▼▼▼

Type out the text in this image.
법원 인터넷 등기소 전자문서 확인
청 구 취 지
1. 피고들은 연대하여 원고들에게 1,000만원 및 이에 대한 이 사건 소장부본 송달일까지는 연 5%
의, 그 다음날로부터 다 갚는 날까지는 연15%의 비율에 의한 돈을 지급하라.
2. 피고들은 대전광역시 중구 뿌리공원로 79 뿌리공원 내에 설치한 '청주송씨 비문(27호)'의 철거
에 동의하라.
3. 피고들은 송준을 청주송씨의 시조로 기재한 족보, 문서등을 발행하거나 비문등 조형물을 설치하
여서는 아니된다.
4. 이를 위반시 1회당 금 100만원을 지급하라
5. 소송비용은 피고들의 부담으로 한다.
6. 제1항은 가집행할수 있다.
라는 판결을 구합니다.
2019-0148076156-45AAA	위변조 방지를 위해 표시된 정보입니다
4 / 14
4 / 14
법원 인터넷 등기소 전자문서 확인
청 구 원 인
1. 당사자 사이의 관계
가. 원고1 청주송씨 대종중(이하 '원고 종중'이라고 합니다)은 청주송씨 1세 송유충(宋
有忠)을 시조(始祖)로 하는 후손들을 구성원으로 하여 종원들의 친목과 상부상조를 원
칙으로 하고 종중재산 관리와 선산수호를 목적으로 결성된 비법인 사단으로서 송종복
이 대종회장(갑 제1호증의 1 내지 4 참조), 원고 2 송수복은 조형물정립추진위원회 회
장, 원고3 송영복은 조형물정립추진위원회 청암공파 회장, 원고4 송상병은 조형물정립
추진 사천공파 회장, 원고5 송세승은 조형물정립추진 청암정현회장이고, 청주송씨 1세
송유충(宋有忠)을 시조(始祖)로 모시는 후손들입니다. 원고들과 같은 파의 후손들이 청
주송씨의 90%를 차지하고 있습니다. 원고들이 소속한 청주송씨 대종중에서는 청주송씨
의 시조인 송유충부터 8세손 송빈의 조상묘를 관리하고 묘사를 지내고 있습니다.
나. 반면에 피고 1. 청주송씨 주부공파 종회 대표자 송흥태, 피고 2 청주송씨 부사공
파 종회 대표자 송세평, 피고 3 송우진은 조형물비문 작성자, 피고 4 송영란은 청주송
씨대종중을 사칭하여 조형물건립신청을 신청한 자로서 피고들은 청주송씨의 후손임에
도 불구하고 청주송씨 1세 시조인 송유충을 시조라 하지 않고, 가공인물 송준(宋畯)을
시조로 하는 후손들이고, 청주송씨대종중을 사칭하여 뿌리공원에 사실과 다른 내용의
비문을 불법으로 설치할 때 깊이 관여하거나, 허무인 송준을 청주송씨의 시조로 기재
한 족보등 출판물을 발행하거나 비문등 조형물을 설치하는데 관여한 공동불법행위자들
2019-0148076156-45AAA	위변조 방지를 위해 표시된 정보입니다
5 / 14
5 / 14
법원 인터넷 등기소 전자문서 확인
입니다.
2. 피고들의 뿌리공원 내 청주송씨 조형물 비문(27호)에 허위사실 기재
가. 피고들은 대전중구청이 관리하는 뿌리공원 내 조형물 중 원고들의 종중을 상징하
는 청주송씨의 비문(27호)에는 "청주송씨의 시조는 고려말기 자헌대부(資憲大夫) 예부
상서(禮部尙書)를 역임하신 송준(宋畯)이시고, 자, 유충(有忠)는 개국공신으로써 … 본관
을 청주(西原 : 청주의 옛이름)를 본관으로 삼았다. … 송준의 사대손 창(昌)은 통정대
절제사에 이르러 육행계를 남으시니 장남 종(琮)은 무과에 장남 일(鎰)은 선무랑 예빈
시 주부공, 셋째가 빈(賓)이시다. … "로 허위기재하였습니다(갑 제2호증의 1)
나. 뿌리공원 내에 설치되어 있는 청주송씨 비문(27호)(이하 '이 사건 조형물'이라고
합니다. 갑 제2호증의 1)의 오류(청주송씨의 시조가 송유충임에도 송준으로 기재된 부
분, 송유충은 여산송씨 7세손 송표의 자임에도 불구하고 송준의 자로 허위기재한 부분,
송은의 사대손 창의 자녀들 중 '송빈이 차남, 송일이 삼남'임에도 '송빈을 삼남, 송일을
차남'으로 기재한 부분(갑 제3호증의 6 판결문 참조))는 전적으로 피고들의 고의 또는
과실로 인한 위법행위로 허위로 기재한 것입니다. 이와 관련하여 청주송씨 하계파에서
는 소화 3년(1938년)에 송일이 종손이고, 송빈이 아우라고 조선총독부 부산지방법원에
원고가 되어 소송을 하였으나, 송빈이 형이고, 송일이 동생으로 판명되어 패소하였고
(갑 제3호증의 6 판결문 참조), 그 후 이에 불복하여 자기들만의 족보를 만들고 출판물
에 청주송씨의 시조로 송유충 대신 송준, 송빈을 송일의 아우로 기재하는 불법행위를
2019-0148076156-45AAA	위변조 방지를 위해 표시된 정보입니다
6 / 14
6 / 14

▲▲▲

-- What is being asked --
Using the data above, print every record exactly as shown.

-- Result of the task --
Type out the text in this image.
법원 인터넷 등기소 전자문서 확인
청 구 취 지
1. 피고들은 연대하여 원고들에게 1,000만원 및 이에 대한 이 사건 소장부본 송달일까지는 연 5%
의, 그 다음날로부터 다 갚는 날까지는 연15%의 비율에 의한 돈을 지급하라.
2. 피고들은 대전광역시 중구 뿌리공원로 79 뿌리공원 내에 설치한 '청주송씨 비문(27호)'의 철거
에 동의하라.
3. 피고들은 송준을 청주송씨의 시조로 기재한 족보, 문서등을 발행하거나 비문등 조형물을 설치하
여서는 아니된다.
4. 이를 위반시 1회당 금 100만원을 지급하라
5. 소송비용은 피고들의 부담으로 한다.
6. 제1항은 가집행할수 있다.
라는 판결을 구합니다.
2019-0148076156-45AAA	위변조 방지를 위해 표시된 정보입니다
4 / 14
4 / 14
법원 인터넷 등기소 전자문서 확인
청 구 원 인
1. 당사자 사이의 관계
가. 원고1 청주송씨 대종중(이하 '원고 종중'이라고 합니다)은 청주송씨 1세 송유충(宋
有忠)을 시조(始祖)로 하는 후손들을 구성원으로 하여 종원들의 친목과 상부상조를 원
칙으로 하고 종중재산 관리와 선산수호를 목적으로 결성된 비법인 사단으로서 송종복
이 대종회장(갑 제1호증의 1 내지 4 참조), 원고 2 송수복은 조형물정립추진위원회 회
장, 원고3 송영복은 조형물정립추진위원회 청암공파 회장, 원고4 송상병은 조형물정립
추진 사천공파 회장, 원고5 송세승은 조형물정립추진 청암정현회장이고, 청주송씨 1세
송유충(宋有忠)을 시조(始祖)로 모시는 후손들입니다. 원고들과 같은 파의 후손들이 청
주송씨의 90%를 차지하고 있습니다. 원고들이 소속한 청주송씨 대종중에서는 청주송씨
의 시조인 송유충부터 8세손 송빈의 조상묘를 관리하고 묘사를 지내고 있습니다.
나. 반면에 피고 1. 청주송씨 주부공파 종회 대표자 송흥태, 피고 2 청주송씨 부사공
파 종회 대표자 송세평, 피고 3 송우진은 조형물비문 작성자, 피고 4 송영란은 청주송
씨대종중을 사칭하여 조형물건립신청을 신청한 자로서 피고들은 청주송씨의 후손임에
도 불구하고 청주송씨 1세 시조인 송유충을 시조라 하지 않고, 가공인물 송준(宋畯)을
시조로 하는 후손들이고, 청주송씨대종중을 사칭하여 뿌리공원에 사실과 다른 내용의
비문을 불법으로 설치할 때 깊이 관여하거나, 허무인 송준을 청주송씨의 시조로 기재
한 족보등 출판물을 발행하거나 비문등 조형물을 설치하는데 관여한 공동불법행위자들
2019-0148076156-45AAA	위변조 방지를 위해 표시된 정보입니다
5 / 14
5 / 14
법원 인터넷 등기소 전자문서 확인
입니다.
2. 피고들의 뿌리공원 내 청주송씨 조형물 비문(27호)에 허위사실 기재
가. 피고들은 대전중구청이 관리하는 뿌리공원 내 조형물 중 원고들의 종중을 상징하
는 청주송씨의 비문(27호)에는 "청주송씨의 시조는 고려말기 자헌대부(資憲大夫) 예부
상서(禮部尙書)를 역임하신 송준(宋畯)이시고, 자, 유충(有忠)는 개국공신으로써 … 본관
을 청주(西原 : 청주의 옛이름)를 본관으로 삼았다. … 송준의 사대손 창(昌)은 통정대
절제사에 이르러 육행계를 남으시니 장남 종(琮)은 무과에 장남 일(鎰)은 선무랑 예빈
시 주부공, 셋째가 빈(賓)이시다. … "로 허위기재하였습니다(갑 제2호증의 1)
나. 뿌리공원 내에 설치되어 있는 청주송씨 비문(27호)(이하 '이 사건 조형물'이라고
합니다. 갑 제2호증의 1)의 오류(청주송씨의 시조가 송유충임에도 송준으로 기재된 부
분, 송유충은 여산송씨 7세손 송표의 자임에도 불구하고 송준의 자로 허위기재한 부분,
송은의 사대손 창의 자녀들 중 '송빈이 차남, 송일이 삼남'임에도 '송빈을 삼남, 송일을
차남'으로 기재한 부분(갑 제3호증의 6 판결문 참조))는 전적으로 피고들의 고의 또는
과실로 인한 위법행위로 허위로 기재한 것입니다. 이와 관련하여 청주송씨 하계파에서
는 소화 3년(1938년)에 송일이 종손이고, 송빈이 아우라고 조선총독부 부산지방법원에
원고가 되어 소송을 하였으나, 송빈이 형이고, 송일이 동생으로 판명되어 패소하였고
(갑 제3호증의 6 판결문 참조), 그 후 이에 불복하여 자기들만의 족보를 만들고 출판물
에 청주송씨의 시조로 송유충 대신 송준, 송빈을 송일의 아우로 기재하는 불법행위를
2019-0148076156-45AAA	위변조 방지를 위해 표시된 정보입니다
6 / 14
6 / 14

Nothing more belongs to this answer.